- The exercise
Extend the article below about the photo shoot for Black Sabbath's debut album cover, starting right after its final sentence.

- Source
□ □ □ □
Last Thursday was the 50th anniversary of the 1970 debut self-titled album from Black Sabbath. The iconic record bore an equally iconic cover-art, which would go onto inspire the tropes of metal imagery for decades to come.
Now the artist behind the work, Keith “Keef” Macmillan, has spoken about the photo, finally revealing the identity of the woman in the image.
50 years on, photographer Keith “Keef” Macmillan goes behind the scenes of the iconic first Black Sabbath album cover, revealing the identity of the mysterious woman.
“She was a fantastic model,” Macmillan describes. “She was quite petite, very, very cooperative. I wanted someone petite because it just gave the landscape a bit more grandeur. It made everything else look big.”
For the location, Macmillan picked a 15th-century Mapledurham Watermill in Oxfordshire, about an 80-minute drive from London. In the final image, Livingstone is depicted as a witch-like figure dressed in all black, standing amongst trees in front of an eerie white building.
“Nowadays it’s very much more modernized, beautified, and touristed,” Macmillan describes. “Then, it was quite a run-down and quite spooky place. The undergrowth was quite thick and quite tangled, and it just had a kind of eerie feel to it.”
Macmillan decided to use Kodak infrared aerochrome film, usually used for aerial photography. In order to capture infrared light, they started the shoot as early as possible. Macmillan then did “a little bit of tweaking in the chemistry to get that slightly dark, surrealistic, evil kind of feeling to it.” He would then boil and freeze the film to make it grainy and undefined.
□ □ □ □
- Data excerpts
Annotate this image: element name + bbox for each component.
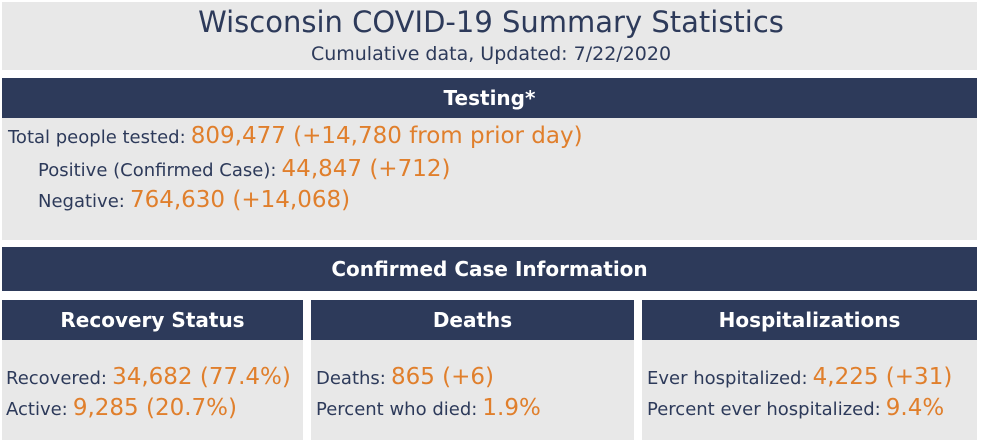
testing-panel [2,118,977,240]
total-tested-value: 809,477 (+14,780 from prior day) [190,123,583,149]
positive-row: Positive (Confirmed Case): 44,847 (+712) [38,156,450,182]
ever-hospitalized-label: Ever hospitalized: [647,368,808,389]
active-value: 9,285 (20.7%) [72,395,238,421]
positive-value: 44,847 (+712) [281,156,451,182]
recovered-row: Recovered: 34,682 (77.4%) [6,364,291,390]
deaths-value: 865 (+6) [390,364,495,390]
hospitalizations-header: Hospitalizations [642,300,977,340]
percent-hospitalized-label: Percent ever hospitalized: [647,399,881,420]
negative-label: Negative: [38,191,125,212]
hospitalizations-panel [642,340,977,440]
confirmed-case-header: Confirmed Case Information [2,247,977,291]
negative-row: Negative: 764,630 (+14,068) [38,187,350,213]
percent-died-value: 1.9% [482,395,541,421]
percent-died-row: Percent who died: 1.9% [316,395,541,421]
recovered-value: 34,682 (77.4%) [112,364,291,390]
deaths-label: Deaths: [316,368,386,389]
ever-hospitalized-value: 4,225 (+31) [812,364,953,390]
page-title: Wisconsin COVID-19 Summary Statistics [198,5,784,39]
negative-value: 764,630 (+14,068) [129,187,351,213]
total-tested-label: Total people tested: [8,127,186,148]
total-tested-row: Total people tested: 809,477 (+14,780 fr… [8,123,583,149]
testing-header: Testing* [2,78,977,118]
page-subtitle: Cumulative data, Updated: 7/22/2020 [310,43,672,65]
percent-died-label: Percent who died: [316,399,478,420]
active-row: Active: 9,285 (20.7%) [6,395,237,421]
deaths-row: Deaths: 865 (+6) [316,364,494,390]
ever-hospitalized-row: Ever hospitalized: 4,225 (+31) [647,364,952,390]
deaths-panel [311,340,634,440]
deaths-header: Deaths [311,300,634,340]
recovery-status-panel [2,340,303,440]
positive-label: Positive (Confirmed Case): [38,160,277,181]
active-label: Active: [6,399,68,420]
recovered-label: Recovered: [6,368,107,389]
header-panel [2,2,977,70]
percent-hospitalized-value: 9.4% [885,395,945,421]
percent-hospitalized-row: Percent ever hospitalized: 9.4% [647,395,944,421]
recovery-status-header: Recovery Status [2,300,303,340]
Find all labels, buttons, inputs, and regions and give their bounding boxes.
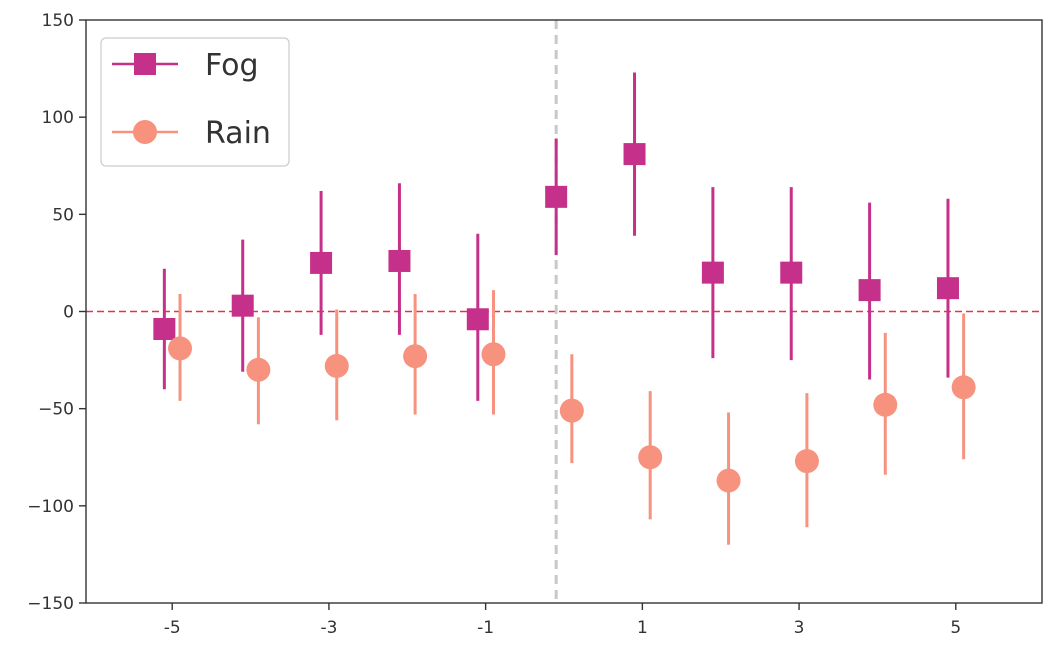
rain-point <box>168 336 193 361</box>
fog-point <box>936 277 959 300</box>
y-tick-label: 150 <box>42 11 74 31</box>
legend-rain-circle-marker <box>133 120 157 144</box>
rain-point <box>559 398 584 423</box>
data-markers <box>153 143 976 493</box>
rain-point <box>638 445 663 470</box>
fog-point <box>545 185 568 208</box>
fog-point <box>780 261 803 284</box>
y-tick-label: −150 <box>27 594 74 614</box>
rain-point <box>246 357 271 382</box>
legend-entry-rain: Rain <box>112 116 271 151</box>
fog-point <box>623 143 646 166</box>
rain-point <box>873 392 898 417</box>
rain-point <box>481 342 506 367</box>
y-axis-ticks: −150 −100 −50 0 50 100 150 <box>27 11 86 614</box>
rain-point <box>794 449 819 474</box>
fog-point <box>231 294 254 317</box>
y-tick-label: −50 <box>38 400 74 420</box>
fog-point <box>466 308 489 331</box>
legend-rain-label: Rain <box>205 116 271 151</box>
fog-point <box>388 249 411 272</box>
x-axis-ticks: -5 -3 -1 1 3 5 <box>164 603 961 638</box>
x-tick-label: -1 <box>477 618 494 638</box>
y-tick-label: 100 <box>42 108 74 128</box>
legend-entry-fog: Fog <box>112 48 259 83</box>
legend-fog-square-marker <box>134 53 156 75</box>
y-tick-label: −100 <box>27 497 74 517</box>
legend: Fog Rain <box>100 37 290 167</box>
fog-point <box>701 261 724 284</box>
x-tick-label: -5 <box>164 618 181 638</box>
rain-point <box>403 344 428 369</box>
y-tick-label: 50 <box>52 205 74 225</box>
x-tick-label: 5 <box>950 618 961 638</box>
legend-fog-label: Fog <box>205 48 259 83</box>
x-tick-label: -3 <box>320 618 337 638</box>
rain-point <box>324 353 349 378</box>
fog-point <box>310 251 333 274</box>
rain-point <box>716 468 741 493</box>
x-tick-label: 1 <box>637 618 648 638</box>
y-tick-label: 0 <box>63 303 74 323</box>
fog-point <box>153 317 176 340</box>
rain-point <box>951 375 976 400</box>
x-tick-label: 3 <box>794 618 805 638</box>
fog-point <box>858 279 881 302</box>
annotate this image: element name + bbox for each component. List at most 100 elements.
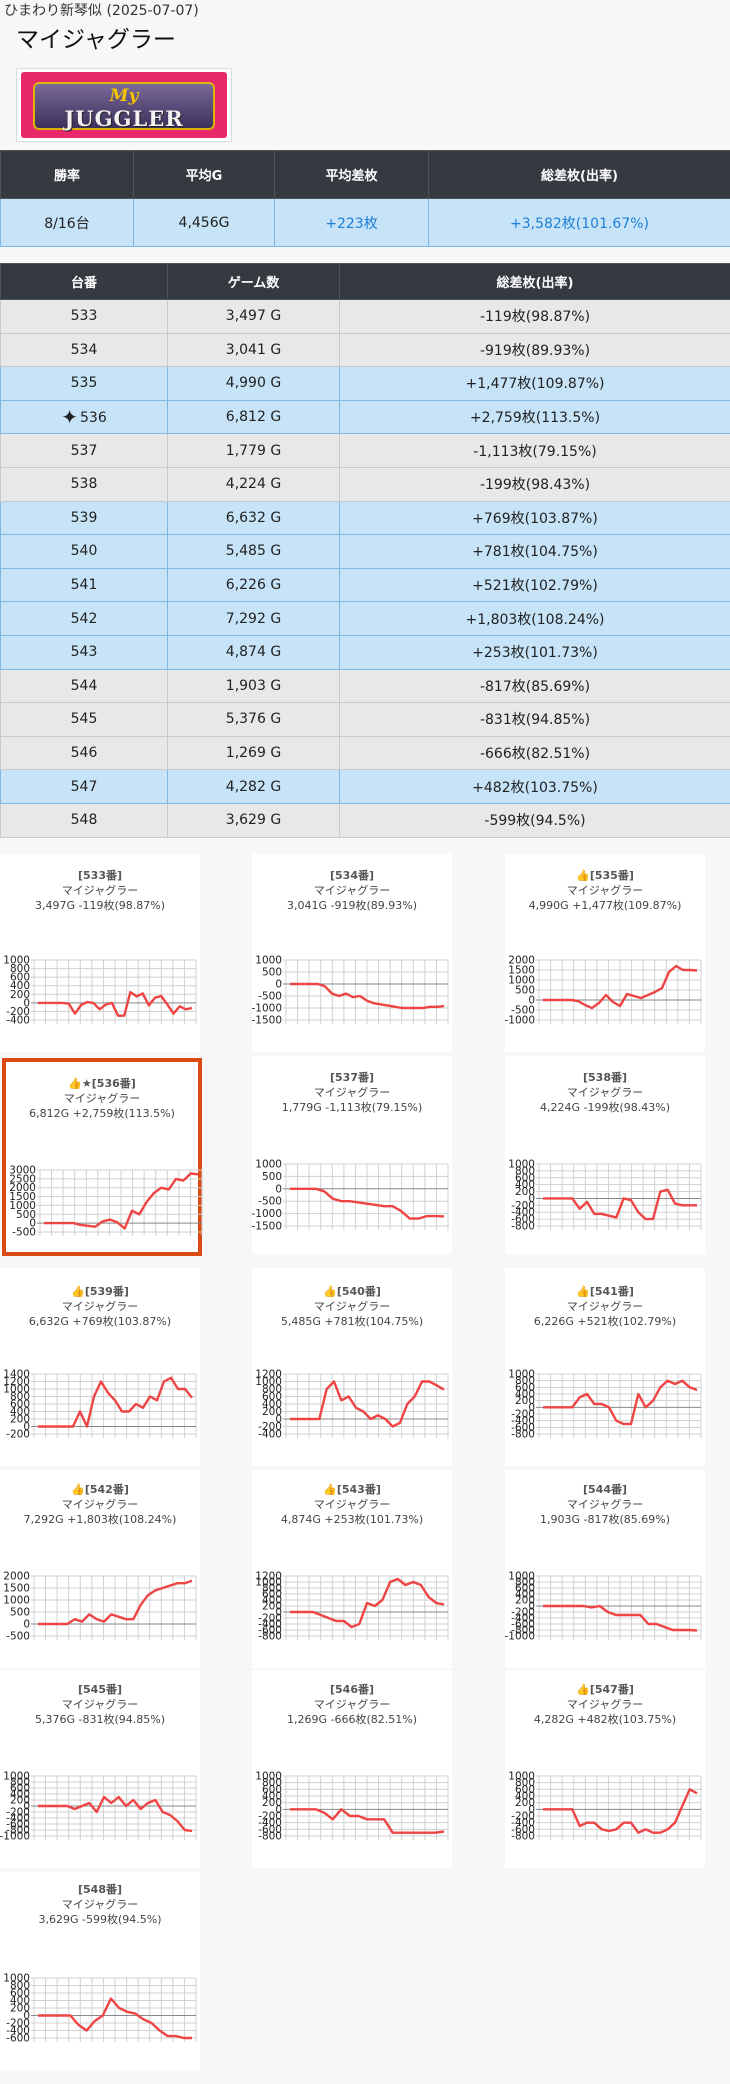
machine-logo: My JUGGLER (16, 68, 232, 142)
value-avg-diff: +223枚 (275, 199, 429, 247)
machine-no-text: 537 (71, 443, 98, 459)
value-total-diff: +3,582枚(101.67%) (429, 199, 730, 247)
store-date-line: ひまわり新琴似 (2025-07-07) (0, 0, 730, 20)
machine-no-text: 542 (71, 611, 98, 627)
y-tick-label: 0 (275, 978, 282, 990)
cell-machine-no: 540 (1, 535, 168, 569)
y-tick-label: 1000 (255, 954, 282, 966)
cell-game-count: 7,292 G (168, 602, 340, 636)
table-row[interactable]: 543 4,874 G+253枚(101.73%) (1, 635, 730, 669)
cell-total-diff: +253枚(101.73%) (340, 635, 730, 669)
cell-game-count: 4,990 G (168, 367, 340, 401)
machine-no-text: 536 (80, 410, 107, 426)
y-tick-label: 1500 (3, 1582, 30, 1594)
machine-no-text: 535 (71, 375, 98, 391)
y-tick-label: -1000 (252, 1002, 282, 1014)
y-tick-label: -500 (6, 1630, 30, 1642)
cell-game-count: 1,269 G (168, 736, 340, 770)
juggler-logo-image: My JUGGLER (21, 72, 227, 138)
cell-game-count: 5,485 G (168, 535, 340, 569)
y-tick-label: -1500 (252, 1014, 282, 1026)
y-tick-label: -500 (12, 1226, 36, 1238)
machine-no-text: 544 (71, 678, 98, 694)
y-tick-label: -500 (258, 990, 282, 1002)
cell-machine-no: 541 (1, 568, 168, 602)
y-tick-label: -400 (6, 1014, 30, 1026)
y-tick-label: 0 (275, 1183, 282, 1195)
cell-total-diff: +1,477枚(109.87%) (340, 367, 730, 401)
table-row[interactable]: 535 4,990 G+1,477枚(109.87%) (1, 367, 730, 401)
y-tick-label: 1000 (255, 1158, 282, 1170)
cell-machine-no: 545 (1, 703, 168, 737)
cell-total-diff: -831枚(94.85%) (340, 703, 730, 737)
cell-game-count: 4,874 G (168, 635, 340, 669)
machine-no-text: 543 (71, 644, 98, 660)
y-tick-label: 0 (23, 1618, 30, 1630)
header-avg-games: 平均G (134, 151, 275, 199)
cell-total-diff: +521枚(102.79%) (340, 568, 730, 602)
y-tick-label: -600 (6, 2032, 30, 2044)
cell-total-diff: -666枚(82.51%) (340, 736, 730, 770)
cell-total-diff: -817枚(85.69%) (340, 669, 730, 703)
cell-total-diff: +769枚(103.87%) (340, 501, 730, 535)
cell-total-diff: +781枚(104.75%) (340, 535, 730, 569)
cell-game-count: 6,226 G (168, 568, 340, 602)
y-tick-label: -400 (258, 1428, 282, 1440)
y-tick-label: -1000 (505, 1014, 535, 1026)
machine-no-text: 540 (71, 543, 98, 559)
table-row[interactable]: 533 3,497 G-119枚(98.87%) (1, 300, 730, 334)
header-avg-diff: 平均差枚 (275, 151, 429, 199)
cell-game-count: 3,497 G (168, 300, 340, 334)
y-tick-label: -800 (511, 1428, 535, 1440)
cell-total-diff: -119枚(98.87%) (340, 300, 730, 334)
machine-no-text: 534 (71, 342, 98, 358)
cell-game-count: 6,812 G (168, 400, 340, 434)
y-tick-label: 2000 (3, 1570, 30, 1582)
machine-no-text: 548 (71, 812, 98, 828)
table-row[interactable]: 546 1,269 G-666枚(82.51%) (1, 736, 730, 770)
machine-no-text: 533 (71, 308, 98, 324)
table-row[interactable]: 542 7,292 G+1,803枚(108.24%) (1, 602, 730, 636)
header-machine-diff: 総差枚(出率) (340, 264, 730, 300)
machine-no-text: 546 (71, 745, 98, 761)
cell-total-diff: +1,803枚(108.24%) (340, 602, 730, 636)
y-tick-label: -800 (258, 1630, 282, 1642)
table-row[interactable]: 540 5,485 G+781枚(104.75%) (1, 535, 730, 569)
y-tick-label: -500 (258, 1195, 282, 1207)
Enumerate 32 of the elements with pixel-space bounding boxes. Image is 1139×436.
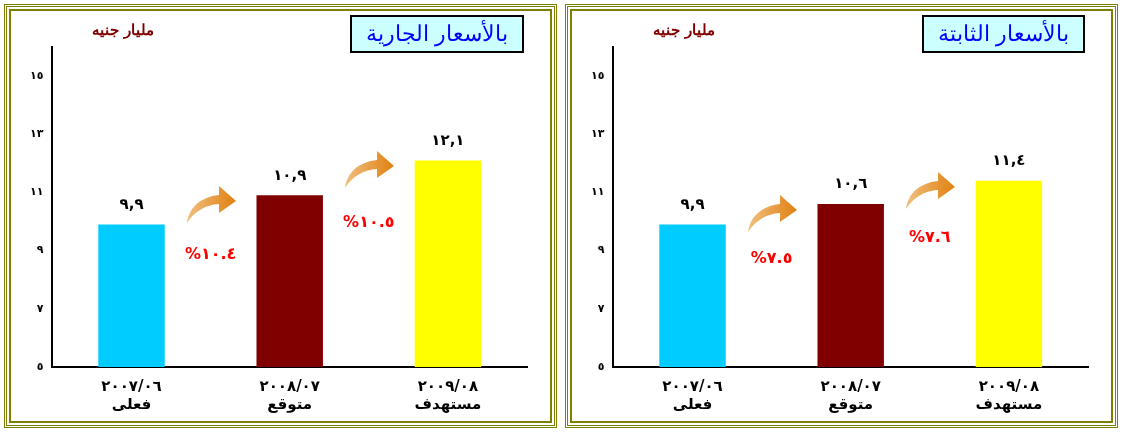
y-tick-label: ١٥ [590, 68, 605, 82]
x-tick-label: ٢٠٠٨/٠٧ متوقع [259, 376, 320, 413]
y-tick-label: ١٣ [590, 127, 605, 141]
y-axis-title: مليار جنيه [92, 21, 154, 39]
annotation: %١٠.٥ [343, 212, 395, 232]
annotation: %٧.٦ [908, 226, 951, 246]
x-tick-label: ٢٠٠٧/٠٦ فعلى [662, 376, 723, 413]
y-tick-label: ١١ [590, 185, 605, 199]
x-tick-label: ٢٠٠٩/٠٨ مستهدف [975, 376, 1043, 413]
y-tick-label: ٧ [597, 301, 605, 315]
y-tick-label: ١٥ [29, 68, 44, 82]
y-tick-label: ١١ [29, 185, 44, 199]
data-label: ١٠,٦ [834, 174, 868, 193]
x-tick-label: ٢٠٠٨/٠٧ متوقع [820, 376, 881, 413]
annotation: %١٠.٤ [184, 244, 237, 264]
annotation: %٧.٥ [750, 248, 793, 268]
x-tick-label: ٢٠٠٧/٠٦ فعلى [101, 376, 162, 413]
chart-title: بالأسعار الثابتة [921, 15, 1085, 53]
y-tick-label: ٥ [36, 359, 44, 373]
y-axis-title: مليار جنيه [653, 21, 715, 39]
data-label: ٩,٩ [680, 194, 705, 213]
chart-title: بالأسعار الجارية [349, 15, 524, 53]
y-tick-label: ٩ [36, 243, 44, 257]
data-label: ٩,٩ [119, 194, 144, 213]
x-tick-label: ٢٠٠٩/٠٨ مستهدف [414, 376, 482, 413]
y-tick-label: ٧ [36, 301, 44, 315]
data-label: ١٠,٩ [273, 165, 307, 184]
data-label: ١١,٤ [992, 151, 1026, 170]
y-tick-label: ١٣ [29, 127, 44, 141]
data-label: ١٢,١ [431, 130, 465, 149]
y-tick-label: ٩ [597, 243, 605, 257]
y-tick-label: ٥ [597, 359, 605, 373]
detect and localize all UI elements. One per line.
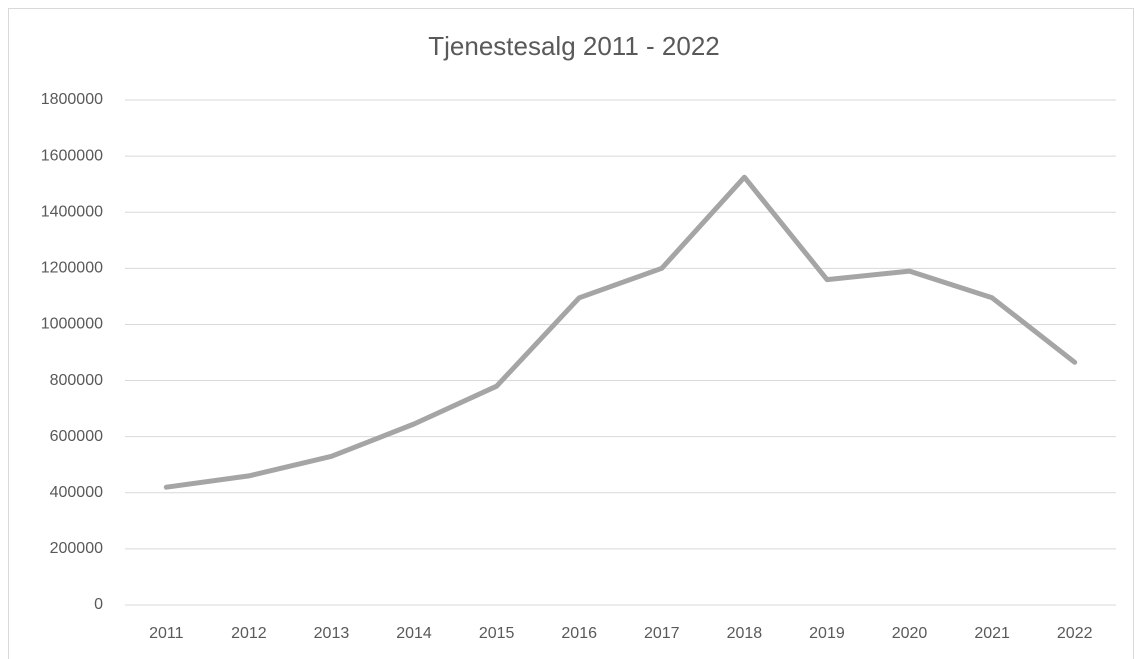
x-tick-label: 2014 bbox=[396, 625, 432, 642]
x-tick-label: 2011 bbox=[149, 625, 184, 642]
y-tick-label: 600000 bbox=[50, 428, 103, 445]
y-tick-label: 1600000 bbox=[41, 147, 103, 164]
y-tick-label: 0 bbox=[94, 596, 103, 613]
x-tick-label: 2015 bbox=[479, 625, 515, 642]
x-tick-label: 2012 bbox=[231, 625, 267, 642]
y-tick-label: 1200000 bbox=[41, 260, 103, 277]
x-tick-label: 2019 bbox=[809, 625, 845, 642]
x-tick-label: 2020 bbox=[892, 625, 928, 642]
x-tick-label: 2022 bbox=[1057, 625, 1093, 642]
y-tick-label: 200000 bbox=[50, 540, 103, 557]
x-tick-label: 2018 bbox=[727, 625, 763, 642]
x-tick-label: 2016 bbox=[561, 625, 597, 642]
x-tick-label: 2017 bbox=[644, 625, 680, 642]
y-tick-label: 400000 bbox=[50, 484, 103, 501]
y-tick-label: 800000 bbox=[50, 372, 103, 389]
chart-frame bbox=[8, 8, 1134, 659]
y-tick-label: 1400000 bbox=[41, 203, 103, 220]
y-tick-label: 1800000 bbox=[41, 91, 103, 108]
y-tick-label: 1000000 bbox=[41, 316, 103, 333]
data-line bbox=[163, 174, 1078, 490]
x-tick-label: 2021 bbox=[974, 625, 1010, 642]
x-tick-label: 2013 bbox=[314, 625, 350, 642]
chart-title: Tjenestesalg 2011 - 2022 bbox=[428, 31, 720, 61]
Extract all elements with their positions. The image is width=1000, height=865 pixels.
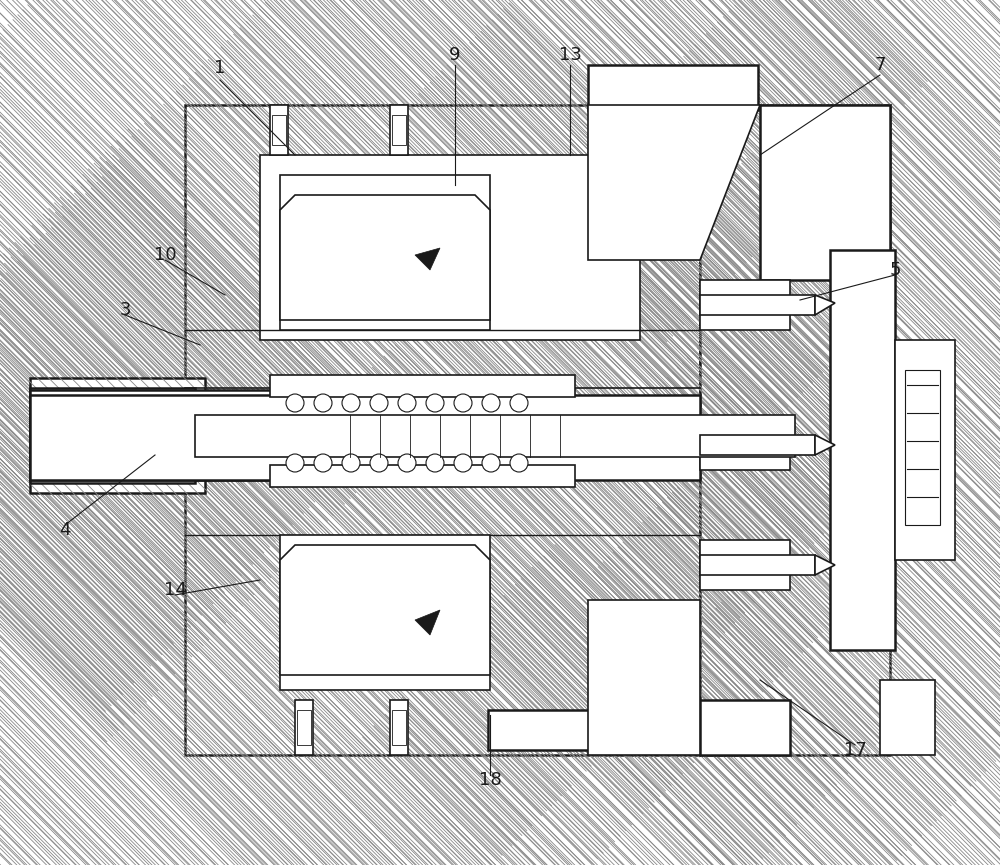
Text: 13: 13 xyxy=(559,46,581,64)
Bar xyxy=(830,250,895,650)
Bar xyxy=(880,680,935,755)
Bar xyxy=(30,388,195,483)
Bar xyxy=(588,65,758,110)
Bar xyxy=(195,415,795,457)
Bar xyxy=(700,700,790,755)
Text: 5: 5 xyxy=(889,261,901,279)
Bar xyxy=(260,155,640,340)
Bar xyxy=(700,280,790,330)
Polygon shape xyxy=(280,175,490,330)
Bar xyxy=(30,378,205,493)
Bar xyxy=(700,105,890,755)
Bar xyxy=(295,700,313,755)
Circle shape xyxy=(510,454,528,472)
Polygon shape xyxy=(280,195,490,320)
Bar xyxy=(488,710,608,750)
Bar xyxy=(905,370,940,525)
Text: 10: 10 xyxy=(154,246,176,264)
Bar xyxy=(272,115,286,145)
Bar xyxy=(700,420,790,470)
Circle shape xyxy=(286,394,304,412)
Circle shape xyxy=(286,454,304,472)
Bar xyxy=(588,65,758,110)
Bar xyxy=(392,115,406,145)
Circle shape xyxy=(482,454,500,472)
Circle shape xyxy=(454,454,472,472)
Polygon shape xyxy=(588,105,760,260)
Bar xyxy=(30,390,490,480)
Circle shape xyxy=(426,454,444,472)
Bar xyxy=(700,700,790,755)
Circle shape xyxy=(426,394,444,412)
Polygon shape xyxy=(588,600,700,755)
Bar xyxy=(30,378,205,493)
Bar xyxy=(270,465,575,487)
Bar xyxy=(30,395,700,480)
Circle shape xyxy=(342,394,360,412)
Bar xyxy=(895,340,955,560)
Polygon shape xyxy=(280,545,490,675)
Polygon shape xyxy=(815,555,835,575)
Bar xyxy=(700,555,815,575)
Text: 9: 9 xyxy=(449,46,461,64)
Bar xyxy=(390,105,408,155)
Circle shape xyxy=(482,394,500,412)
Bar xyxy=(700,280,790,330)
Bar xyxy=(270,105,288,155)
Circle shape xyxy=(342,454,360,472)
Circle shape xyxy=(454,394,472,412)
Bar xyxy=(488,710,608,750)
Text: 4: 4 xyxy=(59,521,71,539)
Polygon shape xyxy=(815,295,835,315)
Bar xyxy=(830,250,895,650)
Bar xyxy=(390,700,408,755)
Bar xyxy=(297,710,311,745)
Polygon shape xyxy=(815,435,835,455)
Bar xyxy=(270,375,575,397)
□ □ □ □
- Answer to the exercise
Incredibly, Livingstone herself was recently tracked down. Speaking on the image she recalled: “I had to get up at about four o’clock in the morning, or something as ridiculously early as that.”
“It was absolutely freezing,” she continued. “I remember Keith rushing around with dry ice, throwing that into the pond nearby, and that didn’t seem to be working very well, so he was using a smoke machine. But it was just one of those very cold English mornings.”
Apparently Macmillan brought along a taxidermy crow and a real black cat. Macmillan says that Livingstone is holding the cat in the final shot, although Livingstone herself has no memory of the cat.
“When I saw the cover, I thought it was quite interesting, but I thought, ‘Well, that could be anybody,’ so it’s not like I got any kind of ego buzz out of it,” described Livingstone.
Check out the iconic artwork below.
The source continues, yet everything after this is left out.